** Your task **
All of the data must be printed exactly; please include every line.

** Provided data **
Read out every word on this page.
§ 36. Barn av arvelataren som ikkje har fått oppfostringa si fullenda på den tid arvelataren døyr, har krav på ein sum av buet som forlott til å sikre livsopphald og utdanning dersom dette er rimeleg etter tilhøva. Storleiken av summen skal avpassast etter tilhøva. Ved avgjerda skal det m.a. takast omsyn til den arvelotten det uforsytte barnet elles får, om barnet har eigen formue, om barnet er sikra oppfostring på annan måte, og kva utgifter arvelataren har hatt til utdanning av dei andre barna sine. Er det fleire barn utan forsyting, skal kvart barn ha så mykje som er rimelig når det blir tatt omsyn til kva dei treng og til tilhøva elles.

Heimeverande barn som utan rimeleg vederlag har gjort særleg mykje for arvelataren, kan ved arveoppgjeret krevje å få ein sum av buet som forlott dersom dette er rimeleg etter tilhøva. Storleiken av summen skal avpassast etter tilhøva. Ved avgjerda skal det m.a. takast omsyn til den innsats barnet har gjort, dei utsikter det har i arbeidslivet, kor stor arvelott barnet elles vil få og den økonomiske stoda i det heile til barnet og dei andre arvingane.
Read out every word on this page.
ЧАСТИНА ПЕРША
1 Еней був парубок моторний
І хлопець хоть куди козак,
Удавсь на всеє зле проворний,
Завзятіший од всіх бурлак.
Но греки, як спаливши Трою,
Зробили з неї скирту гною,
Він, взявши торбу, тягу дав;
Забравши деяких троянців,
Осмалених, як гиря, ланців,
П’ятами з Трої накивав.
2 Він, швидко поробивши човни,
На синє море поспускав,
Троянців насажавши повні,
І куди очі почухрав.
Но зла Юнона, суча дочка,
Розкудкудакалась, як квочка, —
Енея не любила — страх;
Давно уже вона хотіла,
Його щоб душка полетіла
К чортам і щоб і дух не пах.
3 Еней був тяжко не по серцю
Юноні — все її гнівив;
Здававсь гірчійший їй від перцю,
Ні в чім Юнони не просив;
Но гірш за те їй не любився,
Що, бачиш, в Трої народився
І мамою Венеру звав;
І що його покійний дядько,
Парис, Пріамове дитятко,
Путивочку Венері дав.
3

** Final result **
Read out every word on this page.
§ 36. Barn av arvelataren som ikkje har fått oppfostringa si fullenda på den tid arvelataren døyr, har krav på ein sum av buet som forlott til å sikre livsopphald og utdanning dersom dette er rimeleg etter tilhøva. Storleiken av summen skal avpassast etter tilhøva. Ved avgjerda skal det m.a. takast omsyn til den arvelotten det uforsytte barnet elles får, om barnet har eigen formue, om barnet er sikra oppfostring på annan måte, og kva utgifter arvelataren har hatt til utdanning av dei andre barna sine. Er det fleire barn utan forsyting, skal kvart barn ha så mykje som er rimelig når det blir tatt omsyn til kva dei treng og til tilhøva elles.

Heimeverande barn som utan rimeleg vederlag har gjort særleg mykje for arvelataren, kan ved arveoppgjeret krevje å få ein sum av buet som forlott dersom dette er rimeleg etter tilhøva. Storleiken av summen skal avpassast etter tilhøva. Ved avgjerda skal det m.a. takast omsyn til den innsats barnet har gjort, dei utsikter det har i arbeidslivet, kor stor arvelott barnet elles vil få og den økonomiske stoda i det heile til barnet og dei andre arvingane.
Read out every word on this page.
ЧАСТИНА ПЕРША
1 Еней був парубок моторний
І хлопець хоть куди козак,
Удавсь на всеє зле проворний,
Завзятіший од всіх бурлак.
Но греки, як спаливши Трою,
Зробили з неї скирту гною,
Він, взявши торбу, тягу дав;
Забравши деяких троянців,
Осмалених, як гиря, ланців,
П’ятами з Трої накивав.
2 Він, швидко поробивши човни,
На синє море поспускав,
Троянців насажавши повні,
І куди очі почухрав.
Но зла Юнона, суча дочка,
Розкудкудакалась, як квочка, —
Енея не любила — страх;
Давно уже вона хотіла,
Його щоб душка полетіла
К чортам і щоб і дух не пах.
3 Еней був тяжко не по серцю
Юноні — все її гнівив;
Здававсь гірчійший їй від перцю,
Ні в чім Юнони не просив;
Но гірш за те їй не любився,
Що, бачиш, в Трої народився
І мамою Венеру звав;
І що його покійний дядько,
Парис, Пріамове дитятко,
Путивочку Венері дав.
3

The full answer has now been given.